* Data provided:
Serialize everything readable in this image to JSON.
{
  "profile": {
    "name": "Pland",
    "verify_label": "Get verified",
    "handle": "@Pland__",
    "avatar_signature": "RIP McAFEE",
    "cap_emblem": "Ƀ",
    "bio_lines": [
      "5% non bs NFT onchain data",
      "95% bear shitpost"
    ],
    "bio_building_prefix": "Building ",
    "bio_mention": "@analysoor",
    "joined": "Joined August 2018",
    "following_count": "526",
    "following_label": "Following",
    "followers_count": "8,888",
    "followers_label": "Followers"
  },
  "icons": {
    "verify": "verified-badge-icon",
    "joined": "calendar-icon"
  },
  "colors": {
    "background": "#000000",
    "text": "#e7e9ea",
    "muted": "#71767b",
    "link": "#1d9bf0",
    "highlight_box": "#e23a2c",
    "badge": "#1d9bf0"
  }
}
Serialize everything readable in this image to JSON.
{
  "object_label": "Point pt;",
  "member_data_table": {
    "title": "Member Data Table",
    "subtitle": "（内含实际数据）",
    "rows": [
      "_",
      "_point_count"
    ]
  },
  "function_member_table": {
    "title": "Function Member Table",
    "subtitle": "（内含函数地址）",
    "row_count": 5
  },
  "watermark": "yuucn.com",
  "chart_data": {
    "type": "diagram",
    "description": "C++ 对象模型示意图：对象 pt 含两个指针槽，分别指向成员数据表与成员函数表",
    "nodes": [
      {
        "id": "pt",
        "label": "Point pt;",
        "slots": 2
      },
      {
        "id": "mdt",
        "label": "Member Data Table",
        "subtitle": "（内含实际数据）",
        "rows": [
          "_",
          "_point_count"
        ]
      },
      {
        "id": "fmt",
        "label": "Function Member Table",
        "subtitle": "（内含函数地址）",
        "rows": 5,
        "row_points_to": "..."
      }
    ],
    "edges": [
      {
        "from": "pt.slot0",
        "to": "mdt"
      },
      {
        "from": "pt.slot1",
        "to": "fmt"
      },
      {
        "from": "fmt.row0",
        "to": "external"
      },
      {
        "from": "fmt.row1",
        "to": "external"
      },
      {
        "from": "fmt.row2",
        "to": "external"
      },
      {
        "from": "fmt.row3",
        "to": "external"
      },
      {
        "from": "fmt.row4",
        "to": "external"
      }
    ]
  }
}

* What is expected: List every line above containing the word "from".

* Response to this task:
        "from": "pt.slot0",
        "from": "pt.slot1",
        "from": "fmt.row0",
        "from": "fmt.row1",
        "from": "fmt.row2",
        "from": "fmt.row3",
        "from": "fmt.row4",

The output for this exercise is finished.